Whenever the word "especially" shows up in a line of the data, copy that line.

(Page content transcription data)
______________________________
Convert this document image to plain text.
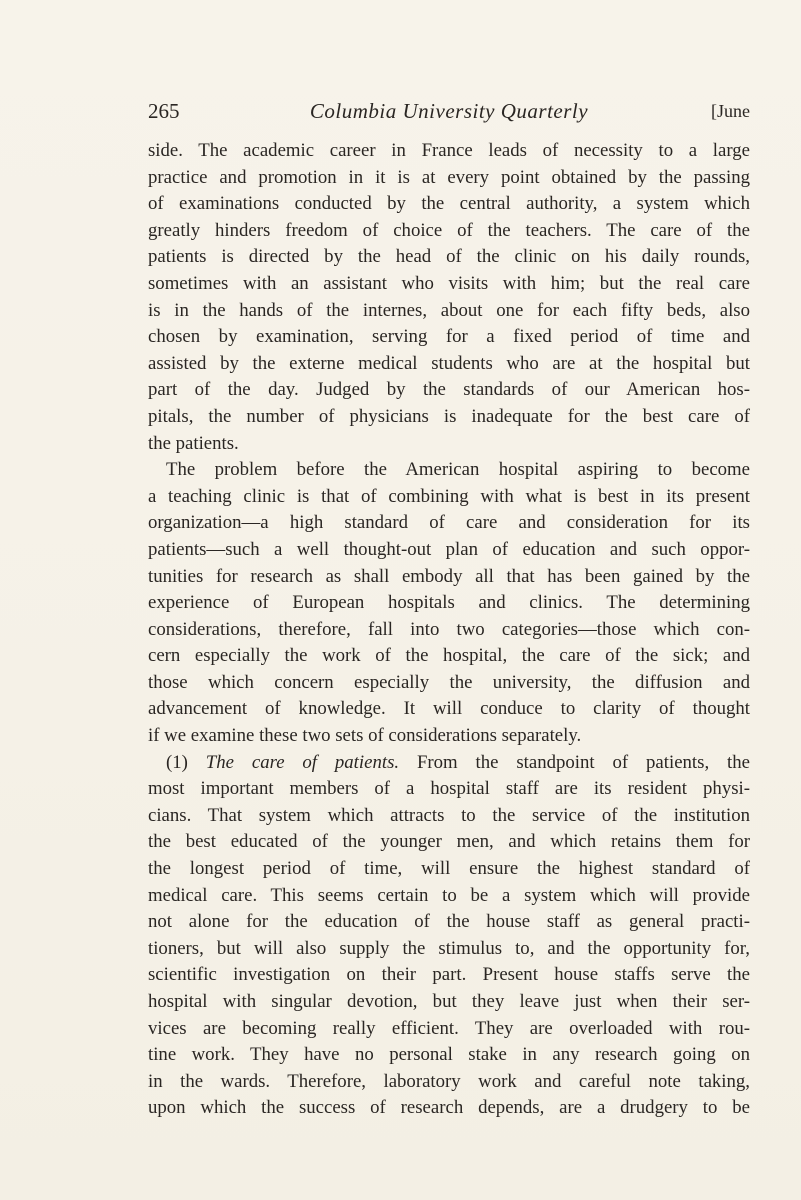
265	Columbia University Quarterly	[June
side. The academic career in France leads of necessity to a large
practice and promotion in it is at every point obtained by the passing
of examinations conducted by the central authority, a system which
greatly hinders freedom of choice of the teachers. The care of the
patients is directed by the head of the clinic on his daily rounds,
sometimes with an assistant who visits with him; but the real care
is in the hands of the internes, about one for each fifty beds, also
chosen by examination, serving for a fixed period of time and
assisted by the externe medical students who are at the hospital but
part of the day. Judged by the standards of our American hos-
pitals, the number of physicians is inadequate for the best care of
the patients.
The problem before the American hospital aspiring to become
a teaching clinic is that of combining with what is best in its present
organization—a high standard of care and consideration for its
patients—such a well thought-out plan of education and such oppor-
tunities for research as shall embody all that has been gained by the
experience of European hospitals and clinics. The determining
considerations, therefore, fall into two categories—those which con-
cern especially the work of the hospital, the care of the sick; and
those which concern especially the university, the diffusion and
advancement of knowledge. It will conduce to clarity of thought
if we examine these two sets of considerations separately.
(1) The care of patients. From the standpoint of patients, the
most important members of a hospital staff are its resident physi-
cians. That system which attracts to the service of the institution
the best educated of the younger men, and which retains them for
the longest period of time, will ensure the highest standard of
medical care. This seems certain to be a system which will provide
not alone for the education of the house staff as general practi-
tioners, but will also supply the stimulus to, and the opportunity for,
scientific investigation on their part. Present house staffs serve the
hospital with singular devotion, but they leave just when their ser-
vices are becoming really efficient. They are overloaded with rou-
tine work. They have no personal stake in any research going on
in the wards. Therefore, laboratory work and careful note taking,
upon which the success of research depends, are a drudgery to be
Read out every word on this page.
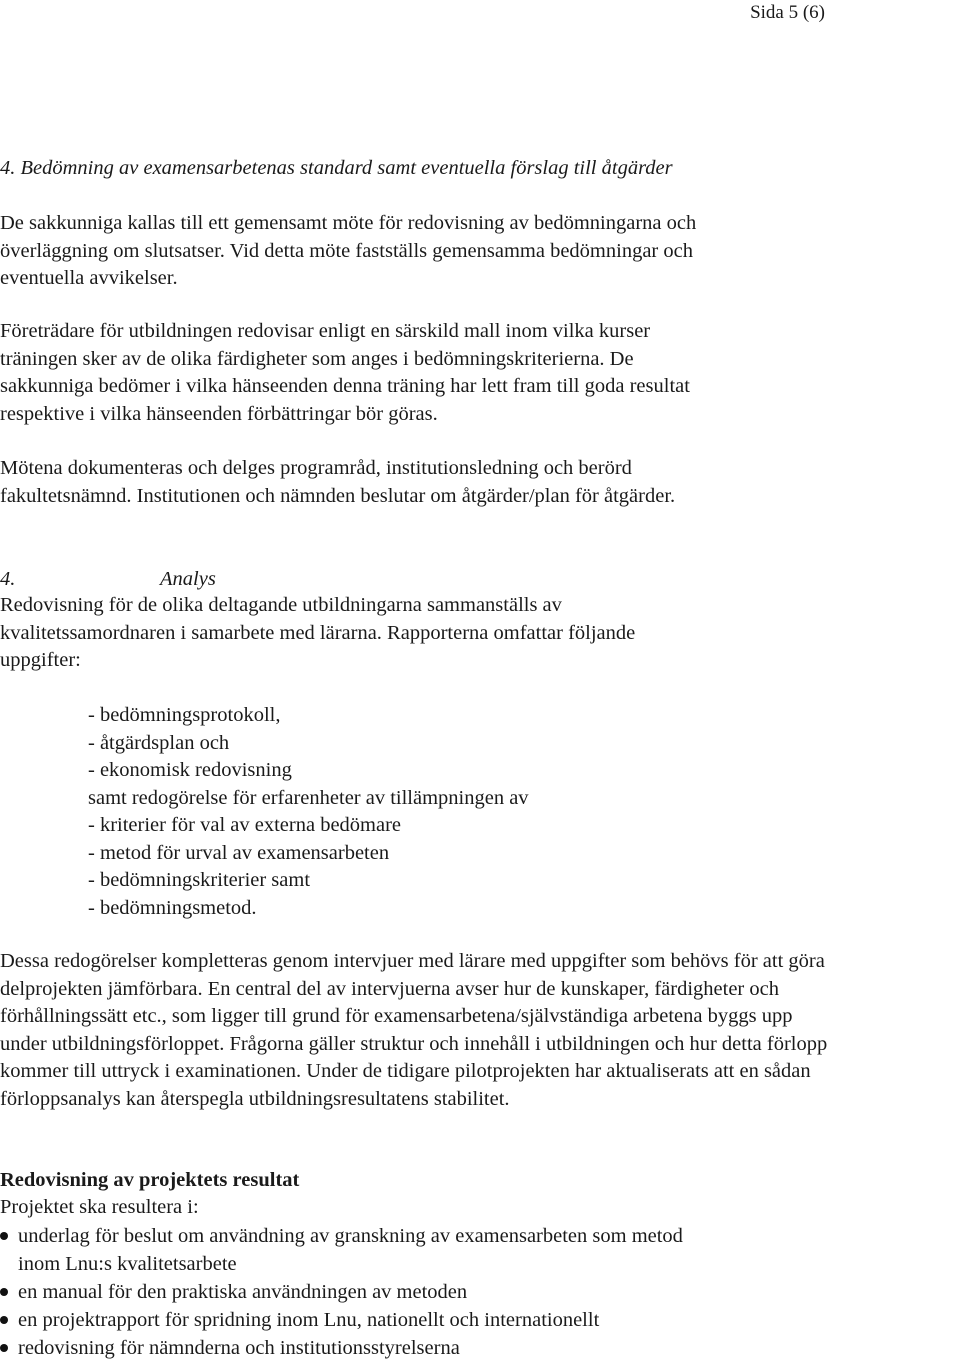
Sida 5 (6)
4. Bedömning av examensarbetenas standard samt eventuella förslag till åtgärder
De sakkunniga kallas till ett gemensamt möte för redovisning av bedömningarna och
överläggning om slutsatser. Vid detta möte fastställs gemensamma bedömningar och
eventuella avvikelser.
Företrädare för utbildningen redovisar enligt en särskild mall inom vilka kurser
träningen sker av de olika färdigheter som anges i bedömningskriterierna. De
sakkunniga bedömer i vilka hänseenden denna träning har lett fram till goda resultat
respektive i vilka hänseenden förbättringar bör göras.
Mötena dokumenteras och delges programråd, institutionsledning och berörd
fakultetsnämnd. Institutionen och nämnden beslutar om åtgärder/plan för åtgärder.
4.	Analys
Redovisning för de olika deltagande utbildningarna sammanställs av
kvalitetssamordnaren i samarbete med lärarna. Rapporterna omfattar följande
uppgifter:
- bedömningsprotokoll,
- åtgärdsplan och
- ekonomisk redovisning
samt redogörelse för erfarenheter av tillämpningen av
- kriterier för val av externa bedömare
- metod för urval av examensarbeten
- bedömningskriterier samt
- bedömningsmetod.
Dessa redogörelser kompletteras genom intervjuer med lärare med uppgifter som behövs för att göra
delprojekten jämförbara. En central del av intervjuerna avser hur de kunskaper, färdigheter och
förhållningssätt etc., som ligger till grund för examensarbetena/självständiga arbetena byggs upp
under utbildningsförloppet. Frågorna gäller struktur och innehåll i utbildningen och hur detta förlopp
kommer till uttryck i examinationen. Under de tidigare pilotprojekten har aktualiserats att en sådan
förloppsanalys kan återspegla utbildningsresultatens stabilitet.
Redovisning av projektets resultat
Projektet ska resultera i:
underlag för beslut om användning av granskning av examensarbeten som metod
inom Lnu:s kvalitetsarbete
en manual för den praktiska användningen av metoden
en projektrapport för spridning inom Lnu, nationellt och internationellt
redovisning för nämnderna och institutionsstyrelserna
______________________________
● **FINAL ANSWER**
cern especially the work of the hospital, the care of the sick; and
those which concern especially the university, the diffusion and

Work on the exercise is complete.